→ Provided records:
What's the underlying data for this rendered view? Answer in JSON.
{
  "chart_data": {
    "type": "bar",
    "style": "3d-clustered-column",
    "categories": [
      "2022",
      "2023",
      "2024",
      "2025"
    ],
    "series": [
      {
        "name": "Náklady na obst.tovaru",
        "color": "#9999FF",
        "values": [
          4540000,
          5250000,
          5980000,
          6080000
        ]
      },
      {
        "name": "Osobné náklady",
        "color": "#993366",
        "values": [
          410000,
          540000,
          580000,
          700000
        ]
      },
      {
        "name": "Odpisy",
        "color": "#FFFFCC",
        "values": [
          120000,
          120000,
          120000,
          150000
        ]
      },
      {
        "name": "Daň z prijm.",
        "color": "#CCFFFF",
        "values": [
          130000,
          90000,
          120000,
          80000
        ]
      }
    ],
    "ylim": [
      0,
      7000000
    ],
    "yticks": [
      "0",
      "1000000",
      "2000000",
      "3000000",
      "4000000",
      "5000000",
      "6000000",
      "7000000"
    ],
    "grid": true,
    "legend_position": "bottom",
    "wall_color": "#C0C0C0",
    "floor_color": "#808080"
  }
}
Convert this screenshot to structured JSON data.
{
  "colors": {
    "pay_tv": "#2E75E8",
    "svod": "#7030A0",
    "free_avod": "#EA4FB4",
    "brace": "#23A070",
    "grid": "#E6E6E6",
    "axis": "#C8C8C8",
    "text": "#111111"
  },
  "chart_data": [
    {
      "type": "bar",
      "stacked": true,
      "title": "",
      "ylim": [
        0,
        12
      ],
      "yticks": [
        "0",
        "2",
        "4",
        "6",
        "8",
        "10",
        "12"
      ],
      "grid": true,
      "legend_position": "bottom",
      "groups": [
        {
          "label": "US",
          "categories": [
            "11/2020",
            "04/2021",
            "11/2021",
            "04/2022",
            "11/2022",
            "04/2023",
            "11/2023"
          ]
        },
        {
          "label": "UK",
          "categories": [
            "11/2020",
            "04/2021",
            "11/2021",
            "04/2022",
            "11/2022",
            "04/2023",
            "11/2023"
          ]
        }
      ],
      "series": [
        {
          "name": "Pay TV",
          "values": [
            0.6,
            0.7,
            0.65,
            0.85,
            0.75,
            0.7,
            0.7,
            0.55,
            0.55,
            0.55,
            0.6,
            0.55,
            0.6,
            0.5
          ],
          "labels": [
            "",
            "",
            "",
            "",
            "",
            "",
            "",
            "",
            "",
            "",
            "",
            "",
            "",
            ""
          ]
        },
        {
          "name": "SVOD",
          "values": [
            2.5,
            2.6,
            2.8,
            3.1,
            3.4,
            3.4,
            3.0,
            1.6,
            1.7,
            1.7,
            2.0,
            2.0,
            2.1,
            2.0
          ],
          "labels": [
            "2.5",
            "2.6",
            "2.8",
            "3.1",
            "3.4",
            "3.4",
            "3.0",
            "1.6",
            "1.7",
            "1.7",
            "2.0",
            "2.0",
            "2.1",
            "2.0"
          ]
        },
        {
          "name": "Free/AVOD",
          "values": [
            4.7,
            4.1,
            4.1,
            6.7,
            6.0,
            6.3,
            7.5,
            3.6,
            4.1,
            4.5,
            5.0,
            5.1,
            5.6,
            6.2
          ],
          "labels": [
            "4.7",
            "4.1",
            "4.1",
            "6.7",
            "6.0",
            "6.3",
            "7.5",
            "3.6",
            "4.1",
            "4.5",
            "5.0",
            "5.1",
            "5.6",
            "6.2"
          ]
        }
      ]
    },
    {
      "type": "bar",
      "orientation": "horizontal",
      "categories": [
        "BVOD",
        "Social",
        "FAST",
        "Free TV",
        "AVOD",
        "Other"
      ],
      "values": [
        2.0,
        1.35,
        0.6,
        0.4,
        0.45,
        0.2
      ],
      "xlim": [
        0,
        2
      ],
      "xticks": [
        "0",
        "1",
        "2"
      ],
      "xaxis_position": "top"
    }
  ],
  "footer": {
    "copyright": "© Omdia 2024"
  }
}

→ Work to be completed: Give only the number of lines in the material above that include the word "name".

→ Full answer: 7